━━ Given records ━━

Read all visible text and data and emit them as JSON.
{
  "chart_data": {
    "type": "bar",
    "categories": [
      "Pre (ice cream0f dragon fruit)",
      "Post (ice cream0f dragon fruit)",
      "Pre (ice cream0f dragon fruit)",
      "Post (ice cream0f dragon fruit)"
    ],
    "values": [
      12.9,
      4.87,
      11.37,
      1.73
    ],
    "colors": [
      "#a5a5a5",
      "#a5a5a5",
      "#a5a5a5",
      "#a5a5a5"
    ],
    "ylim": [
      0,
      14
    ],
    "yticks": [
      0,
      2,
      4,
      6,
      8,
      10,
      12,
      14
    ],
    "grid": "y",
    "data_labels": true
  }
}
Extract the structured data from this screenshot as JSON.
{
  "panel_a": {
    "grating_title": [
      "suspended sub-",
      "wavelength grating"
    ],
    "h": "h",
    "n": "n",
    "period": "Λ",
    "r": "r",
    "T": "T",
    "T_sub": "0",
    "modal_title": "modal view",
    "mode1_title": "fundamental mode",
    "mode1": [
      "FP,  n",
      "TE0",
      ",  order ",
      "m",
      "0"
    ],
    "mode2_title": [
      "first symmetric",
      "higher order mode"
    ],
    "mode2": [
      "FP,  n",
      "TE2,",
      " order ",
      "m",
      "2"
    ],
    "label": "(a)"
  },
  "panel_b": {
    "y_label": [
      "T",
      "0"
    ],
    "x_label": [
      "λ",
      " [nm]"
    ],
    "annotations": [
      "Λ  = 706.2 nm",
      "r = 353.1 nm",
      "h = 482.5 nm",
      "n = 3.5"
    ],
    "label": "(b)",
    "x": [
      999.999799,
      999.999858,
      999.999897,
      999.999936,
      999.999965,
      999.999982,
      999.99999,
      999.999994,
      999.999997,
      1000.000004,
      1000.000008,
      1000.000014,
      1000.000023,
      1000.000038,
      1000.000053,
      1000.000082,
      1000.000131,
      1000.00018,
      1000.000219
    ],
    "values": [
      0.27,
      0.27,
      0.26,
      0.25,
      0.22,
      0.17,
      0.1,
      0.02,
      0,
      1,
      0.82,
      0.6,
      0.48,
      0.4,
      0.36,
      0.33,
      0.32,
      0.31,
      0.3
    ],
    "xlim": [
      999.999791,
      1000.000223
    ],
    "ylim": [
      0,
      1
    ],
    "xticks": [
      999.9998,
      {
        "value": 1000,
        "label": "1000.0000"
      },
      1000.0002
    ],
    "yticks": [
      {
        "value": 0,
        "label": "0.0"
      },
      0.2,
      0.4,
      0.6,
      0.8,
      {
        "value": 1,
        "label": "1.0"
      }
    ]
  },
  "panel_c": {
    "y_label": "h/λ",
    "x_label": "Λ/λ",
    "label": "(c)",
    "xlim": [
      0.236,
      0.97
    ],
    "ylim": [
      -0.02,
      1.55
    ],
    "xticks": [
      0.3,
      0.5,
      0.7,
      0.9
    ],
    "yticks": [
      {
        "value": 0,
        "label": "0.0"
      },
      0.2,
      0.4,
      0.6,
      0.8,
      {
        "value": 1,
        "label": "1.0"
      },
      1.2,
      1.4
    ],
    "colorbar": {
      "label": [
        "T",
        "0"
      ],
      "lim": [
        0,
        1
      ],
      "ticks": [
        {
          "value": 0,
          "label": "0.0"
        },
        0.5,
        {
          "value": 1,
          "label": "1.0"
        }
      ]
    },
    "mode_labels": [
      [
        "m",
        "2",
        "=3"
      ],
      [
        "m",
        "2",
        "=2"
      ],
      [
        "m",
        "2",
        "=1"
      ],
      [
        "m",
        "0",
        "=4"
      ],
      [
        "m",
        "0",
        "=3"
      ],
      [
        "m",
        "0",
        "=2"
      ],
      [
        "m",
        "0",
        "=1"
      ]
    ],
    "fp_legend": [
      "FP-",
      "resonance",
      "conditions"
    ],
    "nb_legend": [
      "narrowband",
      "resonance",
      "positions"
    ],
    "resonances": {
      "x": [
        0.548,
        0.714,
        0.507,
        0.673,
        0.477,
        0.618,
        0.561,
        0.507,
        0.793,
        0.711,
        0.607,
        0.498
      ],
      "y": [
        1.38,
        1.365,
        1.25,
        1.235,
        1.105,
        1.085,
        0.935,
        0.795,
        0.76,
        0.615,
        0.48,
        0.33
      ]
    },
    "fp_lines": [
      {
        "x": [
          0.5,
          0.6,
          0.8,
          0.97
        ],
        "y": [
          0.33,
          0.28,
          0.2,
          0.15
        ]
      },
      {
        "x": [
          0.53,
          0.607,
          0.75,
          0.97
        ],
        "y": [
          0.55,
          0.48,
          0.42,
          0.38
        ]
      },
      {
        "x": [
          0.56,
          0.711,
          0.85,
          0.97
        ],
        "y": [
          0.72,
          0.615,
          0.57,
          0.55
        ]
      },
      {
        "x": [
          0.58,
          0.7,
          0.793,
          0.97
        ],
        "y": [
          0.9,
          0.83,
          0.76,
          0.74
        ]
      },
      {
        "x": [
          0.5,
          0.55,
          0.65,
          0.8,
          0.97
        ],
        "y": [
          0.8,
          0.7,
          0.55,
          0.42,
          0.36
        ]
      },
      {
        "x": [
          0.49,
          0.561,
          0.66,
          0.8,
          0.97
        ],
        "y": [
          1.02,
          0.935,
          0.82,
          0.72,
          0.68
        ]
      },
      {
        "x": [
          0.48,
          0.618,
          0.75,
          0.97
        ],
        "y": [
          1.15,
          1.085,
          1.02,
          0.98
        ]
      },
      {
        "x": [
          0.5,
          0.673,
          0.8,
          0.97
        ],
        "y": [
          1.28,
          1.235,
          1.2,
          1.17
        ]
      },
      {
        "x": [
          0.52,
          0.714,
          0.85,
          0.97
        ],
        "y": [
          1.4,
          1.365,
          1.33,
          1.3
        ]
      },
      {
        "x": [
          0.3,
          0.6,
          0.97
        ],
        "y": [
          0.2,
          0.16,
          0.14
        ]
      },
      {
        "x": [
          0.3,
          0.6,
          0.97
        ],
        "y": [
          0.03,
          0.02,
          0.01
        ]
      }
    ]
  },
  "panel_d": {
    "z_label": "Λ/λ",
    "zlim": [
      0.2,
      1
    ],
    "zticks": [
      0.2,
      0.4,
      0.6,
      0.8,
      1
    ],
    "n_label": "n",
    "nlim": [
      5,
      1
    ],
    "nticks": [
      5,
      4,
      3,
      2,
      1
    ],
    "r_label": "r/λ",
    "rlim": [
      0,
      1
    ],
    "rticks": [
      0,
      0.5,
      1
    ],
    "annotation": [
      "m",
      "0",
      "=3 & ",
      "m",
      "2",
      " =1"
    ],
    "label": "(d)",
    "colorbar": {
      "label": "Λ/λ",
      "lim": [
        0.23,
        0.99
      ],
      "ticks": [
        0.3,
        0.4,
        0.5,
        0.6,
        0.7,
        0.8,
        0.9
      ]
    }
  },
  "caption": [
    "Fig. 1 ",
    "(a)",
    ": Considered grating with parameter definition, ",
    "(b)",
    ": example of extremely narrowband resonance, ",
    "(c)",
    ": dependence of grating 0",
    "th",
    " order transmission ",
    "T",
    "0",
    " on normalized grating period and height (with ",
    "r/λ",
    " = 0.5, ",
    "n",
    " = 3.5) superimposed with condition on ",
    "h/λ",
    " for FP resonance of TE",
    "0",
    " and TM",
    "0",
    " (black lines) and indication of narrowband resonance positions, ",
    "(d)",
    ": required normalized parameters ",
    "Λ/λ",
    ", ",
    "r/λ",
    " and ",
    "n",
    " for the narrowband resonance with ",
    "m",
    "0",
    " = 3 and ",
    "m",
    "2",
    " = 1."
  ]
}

━━━

What is being asked: Above are some records; repeat all of them exactly.

Result:
Read all visible text and data and emit them as JSON.
{
  "chart_data": {
    "type": "bar",
    "categories": [
      "Pre (ice cream0f dragon fruit)",
      "Post (ice cream0f dragon fruit)",
      "Pre (ice cream0f dragon fruit)",
      "Post (ice cream0f dragon fruit)"
    ],
    "values": [
      12.9,
      4.87,
      11.37,
      1.73
    ],
    "colors": [
      "#a5a5a5",
      "#a5a5a5",
      "#a5a5a5",
      "#a5a5a5"
    ],
    "ylim": [
      0,
      14
    ],
    "yticks": [
      0,
      2,
      4,
      6,
      8,
      10,
      12,
      14
    ],
    "grid": "y",
    "data_labels": true
  }
}
Extract the structured data from this screenshot as JSON.
{
  "panel_a": {
    "grating_title": [
      "suspended sub-",
      "wavelength grating"
    ],
    "h": "h",
    "n": "n",
    "period": "Λ",
    "r": "r",
    "T": "T",
    "T_sub": "0",
    "modal_title": "modal view",
    "mode1_title": "fundamental mode",
    "mode1": [
      "FP,  n",
      "TE0",
      ",  order ",
      "m",
      "0"
    ],
    "mode2_title": [
      "first symmetric",
      "higher order mode"
    ],
    "mode2": [
      "FP,  n",
      "TE2,",
      " order ",
      "m",
      "2"
    ],
    "label": "(a)"
  },
  "panel_b": {
    "y_label": [
      "T",
      "0"
    ],
    "x_label": [
      "λ",
      " [nm]"
    ],
    "annotations": [
      "Λ  = 706.2 nm",
      "r = 353.1 nm",
      "h = 482.5 nm",
      "n = 3.5"
    ],
    "label": "(b)",
    "x": [
      999.999799,
      999.999858,
      999.999897,
      999.999936,
      999.999965,
      999.999982,
      999.99999,
      999.999994,
      999.999997,
      1000.000004,
      1000.000008,
      1000.000014,
      1000.000023,
      1000.000038,
      1000.000053,
      1000.000082,
      1000.000131,
      1000.00018,
      1000.000219
    ],
    "values": [
      0.27,
      0.27,
      0.26,
      0.25,
      0.22,
      0.17,
      0.1,
      0.02,
      0,
      1,
      0.82,
      0.6,
      0.48,
      0.4,
      0.36,
      0.33,
      0.32,
      0.31,
      0.3
    ],
    "xlim": [
      999.999791,
      1000.000223
    ],
    "ylim": [
      0,
      1
    ],
    "xticks": [
      999.9998,
      {
        "value": 1000,
        "label": "1000.0000"
      },
      1000.0002
    ],
    "yticks": [
      {
        "value": 0,
        "label": "0.0"
      },
      0.2,
      0.4,
      0.6,
      0.8,
      {
        "value": 1,
        "label": "1.0"
      }
    ]
  },
  "panel_c": {
    "y_label": "h/λ",
    "x_label": "Λ/λ",
    "label": "(c)",
    "xlim": [
      0.236,
      0.97
    ],
    "ylim": [
      -0.02,
      1.55
    ],
    "xticks": [
      0.3,
      0.5,
      0.7,
      0.9
    ],
    "yticks": [
      {
        "value": 0,
        "label": "0.0"
      },
      0.2,
      0.4,
      0.6,
      0.8,
      {
        "value": 1,
        "label": "1.0"
      },
      1.2,
      1.4
    ],
    "colorbar": {
      "label": [
        "T",
        "0"
      ],
      "lim": [
        0,
        1
      ],
      "ticks": [
        {
          "value": 0,
          "label": "0.0"
        },
        0.5,
        {
          "value": 1,
          "label": "1.0"
        }
      ]
    },
    "mode_labels": [
      [
        "m",
        "2",
        "=3"
      ],
      [
        "m",
        "2",
        "=2"
      ],
      [
        "m",
        "2",
        "=1"
      ],
      [
        "m",
        "0",
        "=4"
      ],
      [
        "m",
        "0",
        "=3"
      ],
      [
        "m",
        "0",
        "=2"
      ],
      [
        "m",
        "0",
        "=1"
      ]
    ],
    "fp_legend": [
      "FP-",
      "resonance",
      "conditions"
    ],
    "nb_legend": [
      "narrowband",
      "resonance",
      "positions"
    ],
    "resonances": {
      "x": [
        0.548,
        0.714,
        0.507,
        0.673,
        0.477,
        0.618,
        0.561,
        0.507,
        0.793,
        0.711,
        0.607,
        0.498
      ],
      "y": [
        1.38,
        1.365,
        1.25,
        1.235,
        1.105,
        1.085,
        0.935,
        0.795,
        0.76,
        0.615,
        0.48,
        0.33
      ]
    },
    "fp_lines": [
      {
        "x": [
          0.5,
          0.6,
          0.8,
          0.97
        ],
        "y": [
          0.33,
          0.28,
          0.2,
          0.15
        ]
      },
      {
        "x": [
          0.53,
          0.607,
          0.75,
          0.97
        ],
        "y": [
          0.55,
          0.48,
          0.42,
          0.38
        ]
      },
      {
        "x": [
          0.56,
          0.711,
          0.85,
          0.97
        ],
        "y": [
          0.72,
          0.615,
          0.57,
          0.55
        ]
      },
      {
        "x": [
          0.58,
          0.7,
          0.793,
          0.97
        ],
        "y": [
          0.9,
          0.83,
          0.76,
          0.74
        ]
      },
      {
        "x": [
          0.5,
          0.55,
          0.65,
          0.8,
          0.97
        ],
        "y": [
          0.8,
          0.7,
          0.55,
          0.42,
          0.36
        ]
      },
      {
        "x": [
          0.49,
          0.561,
          0.66,
          0.8,
          0.97
        ],
        "y": [
          1.02,
          0.935,
          0.82,
          0.72,
          0.68
        ]
      },
      {
        "x": [
          0.48,
          0.618,
          0.75,
          0.97
        ],
        "y": [
          1.15,
          1.085,
          1.02,
          0.98
        ]
      },
      {
        "x": [
          0.5,
          0.673,
          0.8,
          0.97
        ],
        "y": [
          1.28,
          1.235,
          1.2,
          1.17
        ]
      },
      {
        "x": [
          0.52,
          0.714,
          0.85,
          0.97
        ],
        "y": [
          1.4,
          1.365,
          1.33,
          1.3
        ]
      },
      {
        "x": [
          0.3,
          0.6,
          0.97
        ],
        "y": [
          0.2,
          0.16,
          0.14
        ]
      },
      {
        "x": [
          0.3,
          0.6,
          0.97
        ],
        "y": [
          0.03,
          0.02,
          0.01
        ]
      }
    ]
  },
  "panel_d": {
    "z_label": "Λ/λ",
    "zlim": [
      0.2,
      1
    ],
    "zticks": [
      0.2,
      0.4,
      0.6,
      0.8,
      1
    ],
    "n_label": "n",
    "nlim": [
      5,
      1
    ],
    "nticks": [
      5,
      4,
      3,
      2,
      1
    ],
    "r_label": "r/λ",
    "rlim": [
      0,
      1
    ],
    "rticks": [
      0,
      0.5,
      1
    ],
    "annotation": [
      "m",
      "0",
      "=3 & ",
      "m",
      "2",
      " =1"
    ],
    "label": "(d)",
    "colorbar": {
      "label": "Λ/λ",
      "lim": [
        0.23,
        0.99
      ],
      "ticks": [
        0.3,
        0.4,
        0.5,
        0.6,
        0.7,
        0.8,
        0.9
      ]
    }
  },
  "caption": [
    "Fig. 1 ",
    "(a)",
    ": Considered grating with parameter definition, ",
    "(b)",
    ": example of extremely narrowband resonance, ",
    "(c)",
    ": dependence of grating 0",
    "th",
    " order transmission ",
    "T",
    "0",
    " on normalized grating period and height (with ",
    "r/λ",
    " = 0.5, ",
    "n",
    " = 3.5) superimposed with condition on ",
    "h/λ",
    " for FP resonance of TE",
    "0",
    " and TM",
    "0",
    " (black lines) and indication of narrowband resonance positions, ",
    "(d)",
    ": required normalized parameters ",
    "Λ/λ",
    ", ",
    "r/λ",
    " and ",
    "n",
    " for the narrowband resonance with ",
    "m",
    "0",
    " = 3 and ",
    "m",
    "2",
    " = 1."
  ]
}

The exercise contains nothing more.